**Data for the task**

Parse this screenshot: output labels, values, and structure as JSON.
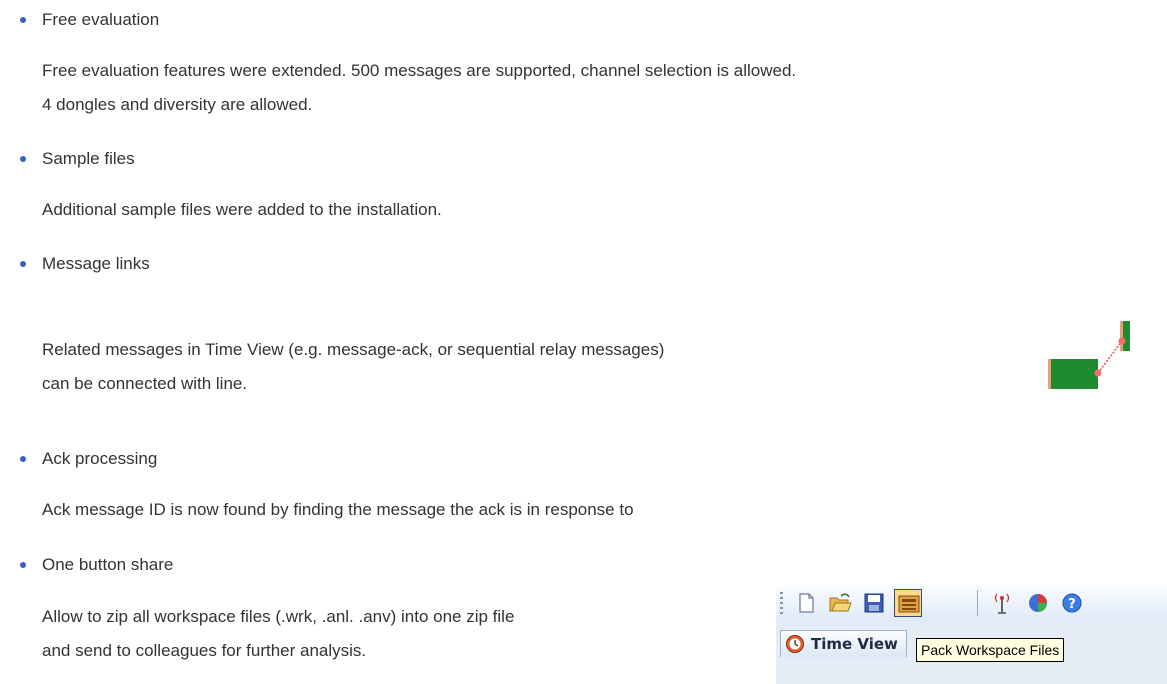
{
  "sections": [
    {
      "title": "Free evaluation",
      "lines": [
        "Free evaluation features were extended. 500 messages are supported, channel selection is allowed.",
        "4 dongles and diversity are allowed."
      ]
    },
    {
      "title": "Sample files",
      "lines": [
        "Additional sample files were added to the installation."
      ]
    },
    {
      "title": "Message links",
      "lines": [
        "Related messages in Time View (e.g. message-ack, or sequential relay messages)",
        "can be connected with line."
      ]
    },
    {
      "title": "Ack processing",
      "lines": [
        "Ack message ID is now found by finding the message the ack is in response to"
      ]
    },
    {
      "title": "One button share",
      "lines": [
        "Allow to zip all workspace files (.wrk, .anl. .anv) into one zip file",
        "and send to colleagues for further analysis."
      ]
    }
  ],
  "toolbar_figure": {
    "buttons": [
      "new-file-icon",
      "open-folder-icon",
      "save-icon",
      "pack-workspace-icon",
      "antenna-icon",
      "pie-chart-icon",
      "help-icon"
    ],
    "tab_label": "Time View",
    "tooltip": "Pack Workspace Files"
  },
  "colors": {
    "bullet": "#3a5fc8",
    "text": "#333333",
    "message_block": "#1e8c2e",
    "link_line": "#e05050",
    "tooltip_bg": "#ffffe1"
  }
}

**The task**
From the entries above, collect every line with the string "were" in it.

**Worked answer**
        "Free evaluation features were extended. 500 messages are supported, channel selection is allowed.",
        "Additional sample files were added to the installation."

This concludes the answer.